# Your instructions
Copy all lines that contain the word "International".

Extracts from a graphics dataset
#####

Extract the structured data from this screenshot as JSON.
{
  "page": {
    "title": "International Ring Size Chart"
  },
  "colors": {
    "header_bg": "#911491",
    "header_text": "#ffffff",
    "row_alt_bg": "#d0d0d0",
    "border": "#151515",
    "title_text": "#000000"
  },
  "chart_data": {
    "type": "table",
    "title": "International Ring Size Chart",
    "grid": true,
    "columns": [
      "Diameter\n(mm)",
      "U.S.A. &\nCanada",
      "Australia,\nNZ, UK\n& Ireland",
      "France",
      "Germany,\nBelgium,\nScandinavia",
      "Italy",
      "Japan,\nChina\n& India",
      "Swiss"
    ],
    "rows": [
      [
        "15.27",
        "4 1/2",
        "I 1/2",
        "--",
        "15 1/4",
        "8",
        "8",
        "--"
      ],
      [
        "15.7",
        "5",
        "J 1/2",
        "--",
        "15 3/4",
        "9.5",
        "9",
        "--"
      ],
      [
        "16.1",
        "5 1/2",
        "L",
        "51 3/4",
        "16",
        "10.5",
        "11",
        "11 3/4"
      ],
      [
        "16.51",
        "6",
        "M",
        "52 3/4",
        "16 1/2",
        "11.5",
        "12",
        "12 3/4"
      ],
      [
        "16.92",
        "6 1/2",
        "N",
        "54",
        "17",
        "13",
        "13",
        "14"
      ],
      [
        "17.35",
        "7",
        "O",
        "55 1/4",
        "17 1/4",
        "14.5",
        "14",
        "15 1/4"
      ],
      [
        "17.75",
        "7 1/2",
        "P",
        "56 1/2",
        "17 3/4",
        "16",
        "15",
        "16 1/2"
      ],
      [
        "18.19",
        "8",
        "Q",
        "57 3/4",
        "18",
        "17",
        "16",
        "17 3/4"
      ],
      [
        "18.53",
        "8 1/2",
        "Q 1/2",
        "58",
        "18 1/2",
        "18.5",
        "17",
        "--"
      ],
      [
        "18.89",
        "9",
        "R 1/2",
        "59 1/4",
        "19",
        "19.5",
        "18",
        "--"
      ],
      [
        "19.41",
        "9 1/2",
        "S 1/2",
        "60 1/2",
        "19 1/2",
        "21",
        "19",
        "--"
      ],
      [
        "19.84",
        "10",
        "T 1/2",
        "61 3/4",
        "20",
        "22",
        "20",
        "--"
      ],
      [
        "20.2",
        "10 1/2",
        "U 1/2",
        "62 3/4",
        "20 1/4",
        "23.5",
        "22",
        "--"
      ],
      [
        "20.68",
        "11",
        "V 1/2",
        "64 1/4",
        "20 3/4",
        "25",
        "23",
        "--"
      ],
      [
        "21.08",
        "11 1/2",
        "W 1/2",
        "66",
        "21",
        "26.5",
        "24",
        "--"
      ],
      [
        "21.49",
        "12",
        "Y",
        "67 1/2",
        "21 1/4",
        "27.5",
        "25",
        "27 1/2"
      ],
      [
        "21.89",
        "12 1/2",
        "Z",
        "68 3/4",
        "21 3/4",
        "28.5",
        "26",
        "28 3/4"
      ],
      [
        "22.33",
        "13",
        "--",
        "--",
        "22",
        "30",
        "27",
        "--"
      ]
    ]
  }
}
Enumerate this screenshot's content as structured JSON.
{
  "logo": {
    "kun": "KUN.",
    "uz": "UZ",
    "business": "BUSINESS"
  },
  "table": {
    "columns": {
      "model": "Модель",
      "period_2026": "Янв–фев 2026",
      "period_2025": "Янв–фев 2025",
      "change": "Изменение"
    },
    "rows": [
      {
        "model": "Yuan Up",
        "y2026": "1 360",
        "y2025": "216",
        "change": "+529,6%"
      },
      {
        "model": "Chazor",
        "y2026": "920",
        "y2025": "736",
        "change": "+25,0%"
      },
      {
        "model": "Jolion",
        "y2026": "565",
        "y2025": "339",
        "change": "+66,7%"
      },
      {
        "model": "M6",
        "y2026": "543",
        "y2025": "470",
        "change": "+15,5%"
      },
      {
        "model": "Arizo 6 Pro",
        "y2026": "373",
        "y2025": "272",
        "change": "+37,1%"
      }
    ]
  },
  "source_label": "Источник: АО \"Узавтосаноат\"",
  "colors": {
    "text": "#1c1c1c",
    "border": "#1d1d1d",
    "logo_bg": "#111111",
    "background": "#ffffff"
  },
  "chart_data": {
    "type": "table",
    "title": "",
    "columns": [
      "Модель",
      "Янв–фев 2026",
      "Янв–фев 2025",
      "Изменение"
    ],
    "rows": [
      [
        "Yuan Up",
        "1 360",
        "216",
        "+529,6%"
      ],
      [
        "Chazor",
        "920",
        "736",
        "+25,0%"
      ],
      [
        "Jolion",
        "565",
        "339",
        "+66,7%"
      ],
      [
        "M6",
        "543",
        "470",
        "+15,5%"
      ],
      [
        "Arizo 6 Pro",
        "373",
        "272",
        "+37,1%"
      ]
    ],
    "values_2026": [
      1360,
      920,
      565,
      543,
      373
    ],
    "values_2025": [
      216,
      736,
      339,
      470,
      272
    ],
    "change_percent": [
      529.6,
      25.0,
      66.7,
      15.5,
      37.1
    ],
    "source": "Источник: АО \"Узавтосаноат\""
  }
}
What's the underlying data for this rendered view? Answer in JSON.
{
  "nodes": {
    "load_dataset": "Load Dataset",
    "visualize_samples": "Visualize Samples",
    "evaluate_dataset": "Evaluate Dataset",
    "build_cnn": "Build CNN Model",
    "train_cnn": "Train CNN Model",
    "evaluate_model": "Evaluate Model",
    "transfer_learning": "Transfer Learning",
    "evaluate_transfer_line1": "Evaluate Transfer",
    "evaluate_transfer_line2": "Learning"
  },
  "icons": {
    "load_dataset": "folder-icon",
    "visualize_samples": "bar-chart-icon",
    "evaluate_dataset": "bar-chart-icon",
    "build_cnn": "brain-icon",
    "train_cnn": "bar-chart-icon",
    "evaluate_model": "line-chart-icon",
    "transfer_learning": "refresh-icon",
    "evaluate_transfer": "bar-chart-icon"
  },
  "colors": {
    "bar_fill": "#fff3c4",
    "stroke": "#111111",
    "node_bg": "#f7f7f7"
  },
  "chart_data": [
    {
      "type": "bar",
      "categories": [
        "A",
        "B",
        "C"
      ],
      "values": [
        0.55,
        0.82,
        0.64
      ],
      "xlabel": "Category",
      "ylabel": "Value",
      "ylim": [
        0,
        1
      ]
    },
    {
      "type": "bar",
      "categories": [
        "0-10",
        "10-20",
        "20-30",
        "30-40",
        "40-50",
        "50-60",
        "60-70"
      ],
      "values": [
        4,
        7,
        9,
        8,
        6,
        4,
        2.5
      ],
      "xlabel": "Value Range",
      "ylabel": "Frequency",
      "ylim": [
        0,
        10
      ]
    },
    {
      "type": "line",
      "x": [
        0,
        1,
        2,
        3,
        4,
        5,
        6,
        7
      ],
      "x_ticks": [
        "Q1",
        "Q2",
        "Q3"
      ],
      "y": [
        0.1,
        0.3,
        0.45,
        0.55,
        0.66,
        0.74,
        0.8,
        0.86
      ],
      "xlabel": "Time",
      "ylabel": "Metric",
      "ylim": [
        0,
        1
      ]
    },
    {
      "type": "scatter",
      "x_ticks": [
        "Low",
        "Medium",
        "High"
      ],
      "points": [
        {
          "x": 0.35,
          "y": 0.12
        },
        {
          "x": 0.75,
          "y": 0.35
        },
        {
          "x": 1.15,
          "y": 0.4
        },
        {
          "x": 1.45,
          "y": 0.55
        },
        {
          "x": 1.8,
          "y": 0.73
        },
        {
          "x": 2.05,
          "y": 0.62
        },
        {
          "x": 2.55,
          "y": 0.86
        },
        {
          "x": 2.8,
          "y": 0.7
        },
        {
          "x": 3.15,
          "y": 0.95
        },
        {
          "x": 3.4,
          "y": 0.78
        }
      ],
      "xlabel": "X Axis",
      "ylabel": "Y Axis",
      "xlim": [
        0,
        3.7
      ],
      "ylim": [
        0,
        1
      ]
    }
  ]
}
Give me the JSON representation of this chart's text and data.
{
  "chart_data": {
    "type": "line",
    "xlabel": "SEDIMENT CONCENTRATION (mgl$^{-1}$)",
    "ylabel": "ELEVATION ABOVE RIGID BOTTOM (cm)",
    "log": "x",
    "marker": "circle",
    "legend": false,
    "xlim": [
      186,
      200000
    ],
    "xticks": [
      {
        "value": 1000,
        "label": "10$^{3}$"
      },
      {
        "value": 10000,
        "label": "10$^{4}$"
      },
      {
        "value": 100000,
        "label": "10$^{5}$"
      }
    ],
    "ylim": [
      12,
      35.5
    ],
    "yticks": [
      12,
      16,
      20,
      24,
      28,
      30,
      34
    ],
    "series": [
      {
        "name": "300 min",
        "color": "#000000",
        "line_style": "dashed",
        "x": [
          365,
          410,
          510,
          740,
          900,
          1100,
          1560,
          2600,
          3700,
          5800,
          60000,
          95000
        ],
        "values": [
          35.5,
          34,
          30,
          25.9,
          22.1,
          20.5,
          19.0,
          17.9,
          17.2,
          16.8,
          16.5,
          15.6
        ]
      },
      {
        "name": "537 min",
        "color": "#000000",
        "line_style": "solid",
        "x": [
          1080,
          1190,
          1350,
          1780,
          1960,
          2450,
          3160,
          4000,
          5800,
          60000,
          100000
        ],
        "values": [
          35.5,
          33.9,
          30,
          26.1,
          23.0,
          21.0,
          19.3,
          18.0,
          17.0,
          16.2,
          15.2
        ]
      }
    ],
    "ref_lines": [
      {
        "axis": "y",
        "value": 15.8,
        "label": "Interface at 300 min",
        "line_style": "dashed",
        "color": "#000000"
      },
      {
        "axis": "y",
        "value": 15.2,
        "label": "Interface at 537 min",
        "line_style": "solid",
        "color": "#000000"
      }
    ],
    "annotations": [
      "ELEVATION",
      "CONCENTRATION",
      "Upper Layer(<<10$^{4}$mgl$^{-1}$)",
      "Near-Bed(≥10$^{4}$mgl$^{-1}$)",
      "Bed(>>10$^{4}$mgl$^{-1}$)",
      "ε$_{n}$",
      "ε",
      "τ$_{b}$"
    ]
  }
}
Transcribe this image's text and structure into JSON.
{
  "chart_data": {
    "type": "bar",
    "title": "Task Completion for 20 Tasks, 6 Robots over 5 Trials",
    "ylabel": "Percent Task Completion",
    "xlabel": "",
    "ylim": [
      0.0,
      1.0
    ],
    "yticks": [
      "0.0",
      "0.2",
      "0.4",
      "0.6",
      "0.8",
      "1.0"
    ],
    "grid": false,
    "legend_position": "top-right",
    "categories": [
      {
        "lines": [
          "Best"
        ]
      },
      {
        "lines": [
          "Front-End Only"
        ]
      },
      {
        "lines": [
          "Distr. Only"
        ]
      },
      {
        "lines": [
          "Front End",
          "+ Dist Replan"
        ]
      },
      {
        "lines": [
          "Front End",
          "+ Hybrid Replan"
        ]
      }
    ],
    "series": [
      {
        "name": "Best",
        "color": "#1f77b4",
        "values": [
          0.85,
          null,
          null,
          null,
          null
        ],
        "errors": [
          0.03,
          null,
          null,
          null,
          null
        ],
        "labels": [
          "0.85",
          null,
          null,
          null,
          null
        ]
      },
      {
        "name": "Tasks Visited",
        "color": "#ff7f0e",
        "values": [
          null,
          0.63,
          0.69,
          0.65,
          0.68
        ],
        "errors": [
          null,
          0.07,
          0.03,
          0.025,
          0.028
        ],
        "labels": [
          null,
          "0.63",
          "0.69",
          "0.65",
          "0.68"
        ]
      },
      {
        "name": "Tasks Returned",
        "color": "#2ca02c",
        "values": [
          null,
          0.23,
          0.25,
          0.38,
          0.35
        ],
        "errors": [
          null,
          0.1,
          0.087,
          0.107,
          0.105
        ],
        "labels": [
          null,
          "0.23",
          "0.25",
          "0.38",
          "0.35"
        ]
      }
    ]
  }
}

#####

# Exercise solution
    "title": "International Ring Size Chart"
    "title": "International Ring Size Chart",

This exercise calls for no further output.